• **What you should do**
Retype the whole listing below, character for character.

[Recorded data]
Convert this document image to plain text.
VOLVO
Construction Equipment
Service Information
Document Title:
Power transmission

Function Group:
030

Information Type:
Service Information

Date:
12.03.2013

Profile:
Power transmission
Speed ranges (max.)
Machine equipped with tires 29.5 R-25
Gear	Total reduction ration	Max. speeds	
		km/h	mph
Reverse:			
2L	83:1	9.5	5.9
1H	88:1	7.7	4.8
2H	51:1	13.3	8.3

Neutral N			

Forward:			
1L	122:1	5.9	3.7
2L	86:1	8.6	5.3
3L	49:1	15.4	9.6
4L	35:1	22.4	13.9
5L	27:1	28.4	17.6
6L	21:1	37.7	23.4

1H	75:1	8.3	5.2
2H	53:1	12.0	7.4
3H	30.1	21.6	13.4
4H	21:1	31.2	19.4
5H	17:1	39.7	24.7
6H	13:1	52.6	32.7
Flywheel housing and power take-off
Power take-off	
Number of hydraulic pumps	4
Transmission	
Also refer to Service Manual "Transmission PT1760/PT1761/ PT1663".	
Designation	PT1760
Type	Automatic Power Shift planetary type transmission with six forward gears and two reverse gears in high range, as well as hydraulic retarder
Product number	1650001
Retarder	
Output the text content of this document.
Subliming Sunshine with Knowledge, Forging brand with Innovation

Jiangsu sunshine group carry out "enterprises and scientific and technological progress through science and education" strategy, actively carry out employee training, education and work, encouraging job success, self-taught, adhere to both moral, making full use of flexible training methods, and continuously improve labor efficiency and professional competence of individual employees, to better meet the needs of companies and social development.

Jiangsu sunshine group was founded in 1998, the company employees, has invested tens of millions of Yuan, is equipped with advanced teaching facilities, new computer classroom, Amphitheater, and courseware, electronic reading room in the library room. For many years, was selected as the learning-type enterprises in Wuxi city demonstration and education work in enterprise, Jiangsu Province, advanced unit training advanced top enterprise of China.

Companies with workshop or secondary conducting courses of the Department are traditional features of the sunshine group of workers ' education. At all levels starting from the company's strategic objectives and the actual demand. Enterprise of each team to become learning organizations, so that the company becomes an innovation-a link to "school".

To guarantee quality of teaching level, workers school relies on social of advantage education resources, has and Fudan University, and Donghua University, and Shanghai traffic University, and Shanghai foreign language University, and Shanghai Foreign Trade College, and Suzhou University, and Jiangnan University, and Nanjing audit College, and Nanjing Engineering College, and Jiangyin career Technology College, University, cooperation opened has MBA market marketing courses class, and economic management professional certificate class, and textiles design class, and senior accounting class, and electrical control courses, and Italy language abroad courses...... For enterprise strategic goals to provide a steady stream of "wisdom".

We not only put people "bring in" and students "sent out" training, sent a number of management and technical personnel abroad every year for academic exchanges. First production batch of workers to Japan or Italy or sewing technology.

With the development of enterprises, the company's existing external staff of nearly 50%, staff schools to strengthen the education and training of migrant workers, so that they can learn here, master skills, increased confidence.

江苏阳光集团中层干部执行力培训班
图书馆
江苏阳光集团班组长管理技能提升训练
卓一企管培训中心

• **Answer to this problem**
Convert this document image to plain text.
VOLVO
Construction Equipment
Service Information
Document Title:
Power transmission

Function Group:
030

Information Type:
Service Information

Date:
12.03.2013

Profile:
Power transmission
Speed ranges (max.)
Machine equipped with tires 29.5 R-25
Gear	Total reduction ration	Max. speeds	
		km/h	mph
Reverse:			
2L	83:1	9.5	5.9
1H	88:1	7.7	4.8
2H	51:1	13.3	8.3

Neutral N			

Forward:			
1L	122:1	5.9	3.7
2L	86:1	8.6	5.3
3L	49:1	15.4	9.6
4L	35:1	22.4	13.9
5L	27:1	28.4	17.6
6L	21:1	37.7	23.4

1H	75:1	8.3	5.2
2H	53:1	12.0	7.4
3H	30.1	21.6	13.4
4H	21:1	31.2	19.4
5H	17:1	39.7	24.7
6H	13:1	52.6	32.7
Flywheel housing and power take-off
Power take-off	
Number of hydraulic pumps	4
Transmission	
Also refer to Service Manual "Transmission PT1760/PT1761/ PT1663".	
Designation	PT1760
Type	Automatic Power Shift planetary type transmission with six forward gears and two reverse gears in high range, as well as hydraulic retarder
Product number	1650001
Retarder	
Output the text content of this document.
Subliming Sunshine with Knowledge, Forging brand with Innovation

Jiangsu sunshine group carry out "enterprises and scientific and technological progress through science and education" strategy, actively carry out employee training, education and work, encouraging job success, self-taught, adhere to both moral, making full use of flexible training methods, and continuously improve labor efficiency and professional competence of individual employees, to better meet the needs of companies and social development.

Jiangsu sunshine group was founded in 1998, the company employees, has invested tens of millions of Yuan, is equipped with advanced teaching facilities, new computer classroom, Amphitheater, and courseware, electronic reading room in the library room. For many years, was selected as the learning-type enterprises in Wuxi city demonstration and education work in enterprise, Jiangsu Province, advanced unit training advanced top enterprise of China.

Companies with workshop or secondary conducting courses of the Department are traditional features of the sunshine group of workers ' education. At all levels starting from the company's strategic objectives and the actual demand. Enterprise of each team to become learning organizations, so that the company becomes an innovation-a link to "school".

To guarantee quality of teaching level, workers school relies on social of advantage education resources, has and Fudan University, and Donghua University, and Shanghai traffic University, and Shanghai foreign language University, and Shanghai Foreign Trade College, and Suzhou University, and Jiangnan University, and Nanjing audit College, and Nanjing Engineering College, and Jiangyin career Technology College, University, cooperation opened has MBA market marketing courses class, and economic management professional certificate class, and textiles design class, and senior accounting class, and electrical control courses, and Italy language abroad courses...... For enterprise strategic goals to provide a steady stream of "wisdom".

We not only put people "bring in" and students "sent out" training, sent a number of management and technical personnel abroad every year for academic exchanges. First production batch of workers to Japan or Italy or sewing technology.

With the development of enterprises, the company's existing external staff of nearly 50%, staff schools to strengthen the education and training of migrant workers, so that they can learn here, master skills, increased confidence.

江苏阳光集团中层干部执行力培训班
图书馆
江苏阳光集团班组长管理技能提升训练
卓一企管培训中心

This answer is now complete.